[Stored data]
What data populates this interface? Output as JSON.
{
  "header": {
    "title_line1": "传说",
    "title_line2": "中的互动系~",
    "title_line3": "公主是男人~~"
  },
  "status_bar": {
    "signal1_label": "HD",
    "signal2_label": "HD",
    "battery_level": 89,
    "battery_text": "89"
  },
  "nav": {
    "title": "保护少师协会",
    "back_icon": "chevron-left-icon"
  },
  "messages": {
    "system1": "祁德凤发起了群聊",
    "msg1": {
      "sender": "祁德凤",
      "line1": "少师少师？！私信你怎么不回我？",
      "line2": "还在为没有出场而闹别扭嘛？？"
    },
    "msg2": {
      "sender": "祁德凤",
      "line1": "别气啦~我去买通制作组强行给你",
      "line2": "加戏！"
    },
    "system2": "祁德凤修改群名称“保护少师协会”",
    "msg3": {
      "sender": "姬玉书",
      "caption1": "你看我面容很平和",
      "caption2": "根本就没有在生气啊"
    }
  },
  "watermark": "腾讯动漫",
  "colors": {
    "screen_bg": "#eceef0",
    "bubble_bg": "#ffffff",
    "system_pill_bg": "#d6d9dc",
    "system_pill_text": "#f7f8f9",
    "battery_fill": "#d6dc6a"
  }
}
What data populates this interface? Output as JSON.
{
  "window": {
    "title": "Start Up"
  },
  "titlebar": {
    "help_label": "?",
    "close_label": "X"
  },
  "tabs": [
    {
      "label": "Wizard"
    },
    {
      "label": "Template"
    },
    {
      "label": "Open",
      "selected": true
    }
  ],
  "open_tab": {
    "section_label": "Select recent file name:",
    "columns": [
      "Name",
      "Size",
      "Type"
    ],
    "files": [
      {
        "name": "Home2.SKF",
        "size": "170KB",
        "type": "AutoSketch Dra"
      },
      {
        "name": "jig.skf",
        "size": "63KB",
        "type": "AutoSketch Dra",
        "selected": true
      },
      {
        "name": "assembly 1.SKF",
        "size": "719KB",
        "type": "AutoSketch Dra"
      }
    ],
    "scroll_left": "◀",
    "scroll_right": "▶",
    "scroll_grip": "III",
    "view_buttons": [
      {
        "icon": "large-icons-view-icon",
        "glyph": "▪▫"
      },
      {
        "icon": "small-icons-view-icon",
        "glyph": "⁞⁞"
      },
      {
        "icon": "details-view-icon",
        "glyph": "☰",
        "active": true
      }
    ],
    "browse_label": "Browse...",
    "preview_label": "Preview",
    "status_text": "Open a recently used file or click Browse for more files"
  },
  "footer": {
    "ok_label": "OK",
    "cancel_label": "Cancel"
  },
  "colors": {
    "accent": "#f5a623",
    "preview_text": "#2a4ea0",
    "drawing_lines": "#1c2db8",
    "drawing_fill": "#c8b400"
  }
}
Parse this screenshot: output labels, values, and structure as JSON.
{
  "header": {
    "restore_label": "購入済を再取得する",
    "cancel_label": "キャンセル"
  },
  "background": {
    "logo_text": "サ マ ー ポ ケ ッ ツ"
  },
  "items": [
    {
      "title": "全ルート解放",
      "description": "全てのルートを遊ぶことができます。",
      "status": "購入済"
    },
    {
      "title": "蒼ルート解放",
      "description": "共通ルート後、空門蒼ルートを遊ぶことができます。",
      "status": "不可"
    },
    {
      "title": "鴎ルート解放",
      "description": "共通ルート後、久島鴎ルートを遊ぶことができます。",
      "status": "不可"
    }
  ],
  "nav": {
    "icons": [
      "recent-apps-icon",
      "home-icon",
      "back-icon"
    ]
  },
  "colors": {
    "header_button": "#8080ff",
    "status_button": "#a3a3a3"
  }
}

[Goal of the exercise]
All of the data shown above must be copied exactly.

[Response to this task]
What data populates this interface? Output as JSON.
{
  "header": {
    "title_line1": "传说",
    "title_line2": "中的互动系~",
    "title_line3": "公主是男人~~"
  },
  "status_bar": {
    "signal1_label": "HD",
    "signal2_label": "HD",
    "battery_level": 89,
    "battery_text": "89"
  },
  "nav": {
    "title": "保护少师协会",
    "back_icon": "chevron-left-icon"
  },
  "messages": {
    "system1": "祁德凤发起了群聊",
    "msg1": {
      "sender": "祁德凤",
      "line1": "少师少师？！私信你怎么不回我？",
      "line2": "还在为没有出场而闹别扭嘛？？"
    },
    "msg2": {
      "sender": "祁德凤",
      "line1": "别气啦~我去买通制作组强行给你",
      "line2": "加戏！"
    },
    "system2": "祁德凤修改群名称“保护少师协会”",
    "msg3": {
      "sender": "姬玉书",
      "caption1": "你看我面容很平和",
      "caption2": "根本就没有在生气啊"
    }
  },
  "watermark": "腾讯动漫",
  "colors": {
    "screen_bg": "#eceef0",
    "bubble_bg": "#ffffff",
    "system_pill_bg": "#d6d9dc",
    "system_pill_text": "#f7f8f9",
    "battery_fill": "#d6dc6a"
  }
}
What data populates this interface? Output as JSON.
{
  "window": {
    "title": "Start Up"
  },
  "titlebar": {
    "help_label": "?",
    "close_label": "X"
  },
  "tabs": [
    {
      "label": "Wizard"
    },
    {
      "label": "Template"
    },
    {
      "label": "Open",
      "selected": true
    }
  ],
  "open_tab": {
    "section_label": "Select recent file name:",
    "columns": [
      "Name",
      "Size",
      "Type"
    ],
    "files": [
      {
        "name": "Home2.SKF",
        "size": "170KB",
        "type": "AutoSketch Dra"
      },
      {
        "name": "jig.skf",
        "size": "63KB",
        "type": "AutoSketch Dra",
        "selected": true
      },
      {
        "name": "assembly 1.SKF",
        "size": "719KB",
        "type": "AutoSketch Dra"
      }
    ],
    "scroll_left": "◀",
    "scroll_right": "▶",
    "scroll_grip": "III",
    "view_buttons": [
      {
        "icon": "large-icons-view-icon",
        "glyph": "▪▫"
      },
      {
        "icon": "small-icons-view-icon",
        "glyph": "⁞⁞"
      },
      {
        "icon": "details-view-icon",
        "glyph": "☰",
        "active": true
      }
    ],
    "browse_label": "Browse...",
    "preview_label": "Preview",
    "status_text": "Open a recently used file or click Browse for more files"
  },
  "footer": {
    "ok_label": "OK",
    "cancel_label": "Cancel"
  },
  "colors": {
    "accent": "#f5a623",
    "preview_text": "#2a4ea0",
    "drawing_lines": "#1c2db8",
    "drawing_fill": "#c8b400"
  }
}
Parse this screenshot: output labels, values, and structure as JSON.
{
  "header": {
    "restore_label": "購入済を再取得する",
    "cancel_label": "キャンセル"
  },
  "background": {
    "logo_text": "サ マ ー ポ ケ ッ ツ"
  },
  "items": [
    {
      "title": "全ルート解放",
      "description": "全てのルートを遊ぶことができます。",
      "status": "購入済"
    },
    {
      "title": "蒼ルート解放",
      "description": "共通ルート後、空門蒼ルートを遊ぶことができます。",
      "status": "不可"
    },
    {
      "title": "鴎ルート解放",
      "description": "共通ルート後、久島鴎ルートを遊ぶことができます。",
      "status": "不可"
    }
  ],
  "nav": {
    "icons": [
      "recent-apps-icon",
      "home-icon",
      "back-icon"
    ]
  },
  "colors": {
    "header_button": "#8080ff",
    "status_button": "#a3a3a3"
  }
}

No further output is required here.